* TASK DETAILS *
From the entries below, list each line with "cfcfcf".
------ DATASET
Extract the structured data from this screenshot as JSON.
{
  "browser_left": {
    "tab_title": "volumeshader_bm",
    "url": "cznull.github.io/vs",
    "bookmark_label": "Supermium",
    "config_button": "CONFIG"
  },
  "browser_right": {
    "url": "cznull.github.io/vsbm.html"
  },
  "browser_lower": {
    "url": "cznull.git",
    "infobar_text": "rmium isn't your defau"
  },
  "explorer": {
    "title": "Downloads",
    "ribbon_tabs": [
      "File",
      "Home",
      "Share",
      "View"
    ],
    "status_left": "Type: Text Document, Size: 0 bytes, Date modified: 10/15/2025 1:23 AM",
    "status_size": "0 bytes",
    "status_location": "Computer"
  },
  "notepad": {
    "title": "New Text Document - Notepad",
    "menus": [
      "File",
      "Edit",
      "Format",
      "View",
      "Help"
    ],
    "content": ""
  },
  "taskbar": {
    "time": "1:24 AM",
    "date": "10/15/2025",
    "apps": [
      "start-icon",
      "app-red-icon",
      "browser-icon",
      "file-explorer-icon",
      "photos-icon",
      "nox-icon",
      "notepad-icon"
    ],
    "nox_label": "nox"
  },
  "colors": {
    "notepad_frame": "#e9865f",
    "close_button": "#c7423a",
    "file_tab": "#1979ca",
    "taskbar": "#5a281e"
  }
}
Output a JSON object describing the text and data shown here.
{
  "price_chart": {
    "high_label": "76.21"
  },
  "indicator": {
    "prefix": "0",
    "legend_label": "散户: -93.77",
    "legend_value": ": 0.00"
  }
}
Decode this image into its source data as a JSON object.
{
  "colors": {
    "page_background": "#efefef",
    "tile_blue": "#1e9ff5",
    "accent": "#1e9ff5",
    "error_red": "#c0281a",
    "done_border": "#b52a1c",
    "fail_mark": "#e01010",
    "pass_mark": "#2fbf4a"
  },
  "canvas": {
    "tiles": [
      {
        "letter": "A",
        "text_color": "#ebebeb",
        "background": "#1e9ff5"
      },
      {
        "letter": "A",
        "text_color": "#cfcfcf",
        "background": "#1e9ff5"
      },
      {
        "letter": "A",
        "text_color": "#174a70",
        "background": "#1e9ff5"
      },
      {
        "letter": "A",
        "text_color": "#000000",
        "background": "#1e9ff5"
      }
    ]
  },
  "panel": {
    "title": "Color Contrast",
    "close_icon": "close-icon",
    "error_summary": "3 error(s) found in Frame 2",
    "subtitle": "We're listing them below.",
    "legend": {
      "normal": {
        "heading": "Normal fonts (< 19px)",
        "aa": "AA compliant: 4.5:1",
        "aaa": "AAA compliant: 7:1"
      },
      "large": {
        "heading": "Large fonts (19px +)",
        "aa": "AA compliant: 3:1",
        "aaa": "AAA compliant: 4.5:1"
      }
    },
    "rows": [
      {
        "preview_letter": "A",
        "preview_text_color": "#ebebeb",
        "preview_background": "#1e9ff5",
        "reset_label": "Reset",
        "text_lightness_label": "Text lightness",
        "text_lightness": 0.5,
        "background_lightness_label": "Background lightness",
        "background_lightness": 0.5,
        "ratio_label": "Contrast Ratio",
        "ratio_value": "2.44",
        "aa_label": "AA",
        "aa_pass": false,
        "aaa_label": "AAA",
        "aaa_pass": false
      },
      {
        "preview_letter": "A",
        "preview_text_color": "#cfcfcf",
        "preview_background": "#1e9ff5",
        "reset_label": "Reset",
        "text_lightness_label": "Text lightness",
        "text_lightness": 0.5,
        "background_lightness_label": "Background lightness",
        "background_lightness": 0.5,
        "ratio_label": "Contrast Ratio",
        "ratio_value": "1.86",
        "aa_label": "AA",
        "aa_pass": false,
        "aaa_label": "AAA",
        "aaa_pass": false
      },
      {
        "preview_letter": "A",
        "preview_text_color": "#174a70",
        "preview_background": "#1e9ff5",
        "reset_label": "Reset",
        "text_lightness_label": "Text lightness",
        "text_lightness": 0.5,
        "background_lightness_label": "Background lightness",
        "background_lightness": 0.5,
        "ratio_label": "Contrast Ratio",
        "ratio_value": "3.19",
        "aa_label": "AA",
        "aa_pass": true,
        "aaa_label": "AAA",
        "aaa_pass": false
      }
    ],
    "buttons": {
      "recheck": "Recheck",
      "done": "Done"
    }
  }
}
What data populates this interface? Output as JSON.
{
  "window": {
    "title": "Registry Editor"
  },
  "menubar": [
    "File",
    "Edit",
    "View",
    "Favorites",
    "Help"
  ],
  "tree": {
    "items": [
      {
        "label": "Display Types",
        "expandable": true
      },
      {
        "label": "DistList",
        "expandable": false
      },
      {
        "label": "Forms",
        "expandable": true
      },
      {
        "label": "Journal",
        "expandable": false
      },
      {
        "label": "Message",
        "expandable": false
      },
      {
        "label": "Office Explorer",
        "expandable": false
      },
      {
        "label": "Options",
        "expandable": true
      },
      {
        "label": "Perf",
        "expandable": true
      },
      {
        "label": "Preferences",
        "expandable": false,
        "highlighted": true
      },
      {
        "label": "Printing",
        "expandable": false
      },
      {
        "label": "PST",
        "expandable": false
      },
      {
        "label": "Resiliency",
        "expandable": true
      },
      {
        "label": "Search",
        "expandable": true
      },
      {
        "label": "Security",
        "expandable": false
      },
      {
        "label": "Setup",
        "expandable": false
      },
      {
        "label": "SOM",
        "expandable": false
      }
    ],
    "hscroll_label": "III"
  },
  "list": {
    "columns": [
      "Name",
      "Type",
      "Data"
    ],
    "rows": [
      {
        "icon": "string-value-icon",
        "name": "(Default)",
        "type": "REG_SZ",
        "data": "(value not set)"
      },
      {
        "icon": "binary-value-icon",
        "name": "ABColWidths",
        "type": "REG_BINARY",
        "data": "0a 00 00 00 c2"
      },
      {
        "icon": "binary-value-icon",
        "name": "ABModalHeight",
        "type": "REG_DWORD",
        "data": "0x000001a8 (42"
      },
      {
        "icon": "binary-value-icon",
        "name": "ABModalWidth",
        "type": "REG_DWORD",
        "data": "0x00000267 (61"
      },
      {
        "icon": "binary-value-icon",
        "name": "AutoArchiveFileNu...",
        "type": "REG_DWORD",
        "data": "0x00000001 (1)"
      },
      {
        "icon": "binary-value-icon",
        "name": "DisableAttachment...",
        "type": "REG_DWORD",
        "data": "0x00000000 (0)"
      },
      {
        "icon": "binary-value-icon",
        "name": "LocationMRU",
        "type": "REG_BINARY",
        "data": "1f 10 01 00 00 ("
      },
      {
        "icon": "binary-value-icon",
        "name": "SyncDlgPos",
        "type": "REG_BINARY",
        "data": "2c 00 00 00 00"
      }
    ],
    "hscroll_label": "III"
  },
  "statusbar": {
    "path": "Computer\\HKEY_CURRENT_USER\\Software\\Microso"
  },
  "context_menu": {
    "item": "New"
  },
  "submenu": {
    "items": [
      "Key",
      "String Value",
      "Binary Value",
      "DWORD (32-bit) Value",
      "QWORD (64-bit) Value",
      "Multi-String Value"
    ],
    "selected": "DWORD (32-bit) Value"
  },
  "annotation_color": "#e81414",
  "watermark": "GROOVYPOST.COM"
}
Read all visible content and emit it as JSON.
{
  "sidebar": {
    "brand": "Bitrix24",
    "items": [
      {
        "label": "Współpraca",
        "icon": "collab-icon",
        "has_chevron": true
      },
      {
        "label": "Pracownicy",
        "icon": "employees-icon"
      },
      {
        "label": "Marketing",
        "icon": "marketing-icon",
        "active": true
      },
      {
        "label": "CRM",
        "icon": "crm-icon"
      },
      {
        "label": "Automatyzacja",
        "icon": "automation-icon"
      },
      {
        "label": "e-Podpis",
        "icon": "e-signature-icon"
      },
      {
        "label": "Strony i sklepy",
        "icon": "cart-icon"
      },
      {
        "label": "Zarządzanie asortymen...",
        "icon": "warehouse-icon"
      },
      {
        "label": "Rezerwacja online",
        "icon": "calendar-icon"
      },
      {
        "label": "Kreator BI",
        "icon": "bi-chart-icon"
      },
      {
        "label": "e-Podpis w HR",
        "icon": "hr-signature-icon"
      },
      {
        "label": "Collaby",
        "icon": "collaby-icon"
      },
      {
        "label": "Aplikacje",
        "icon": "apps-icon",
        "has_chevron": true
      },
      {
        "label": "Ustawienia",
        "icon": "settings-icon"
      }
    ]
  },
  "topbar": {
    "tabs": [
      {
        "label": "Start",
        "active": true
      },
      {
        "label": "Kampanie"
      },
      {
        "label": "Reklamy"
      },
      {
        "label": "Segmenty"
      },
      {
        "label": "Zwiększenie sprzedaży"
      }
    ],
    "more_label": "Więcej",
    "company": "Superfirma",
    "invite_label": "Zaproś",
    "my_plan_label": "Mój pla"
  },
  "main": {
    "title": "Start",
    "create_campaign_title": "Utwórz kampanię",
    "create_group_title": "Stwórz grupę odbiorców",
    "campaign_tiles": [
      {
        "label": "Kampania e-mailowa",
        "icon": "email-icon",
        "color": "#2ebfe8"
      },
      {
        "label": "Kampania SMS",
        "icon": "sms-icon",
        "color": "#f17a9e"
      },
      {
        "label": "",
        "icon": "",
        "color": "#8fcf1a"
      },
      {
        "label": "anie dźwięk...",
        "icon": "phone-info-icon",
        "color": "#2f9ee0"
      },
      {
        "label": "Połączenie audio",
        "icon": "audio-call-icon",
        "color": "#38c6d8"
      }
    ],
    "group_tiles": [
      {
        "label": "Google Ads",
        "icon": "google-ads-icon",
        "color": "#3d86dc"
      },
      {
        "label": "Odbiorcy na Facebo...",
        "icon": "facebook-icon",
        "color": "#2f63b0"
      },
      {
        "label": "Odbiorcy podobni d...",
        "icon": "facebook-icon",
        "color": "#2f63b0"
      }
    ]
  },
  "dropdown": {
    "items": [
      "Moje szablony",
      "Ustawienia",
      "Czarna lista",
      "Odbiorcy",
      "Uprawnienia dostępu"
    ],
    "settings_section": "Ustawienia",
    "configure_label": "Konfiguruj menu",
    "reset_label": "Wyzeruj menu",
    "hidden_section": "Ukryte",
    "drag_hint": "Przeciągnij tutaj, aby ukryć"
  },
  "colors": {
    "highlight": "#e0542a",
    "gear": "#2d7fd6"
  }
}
------------
* RESPONSE TO THE TASK *
        "text_color": "#cfcfcf",
        "preview_text_color": "#cfcfcf",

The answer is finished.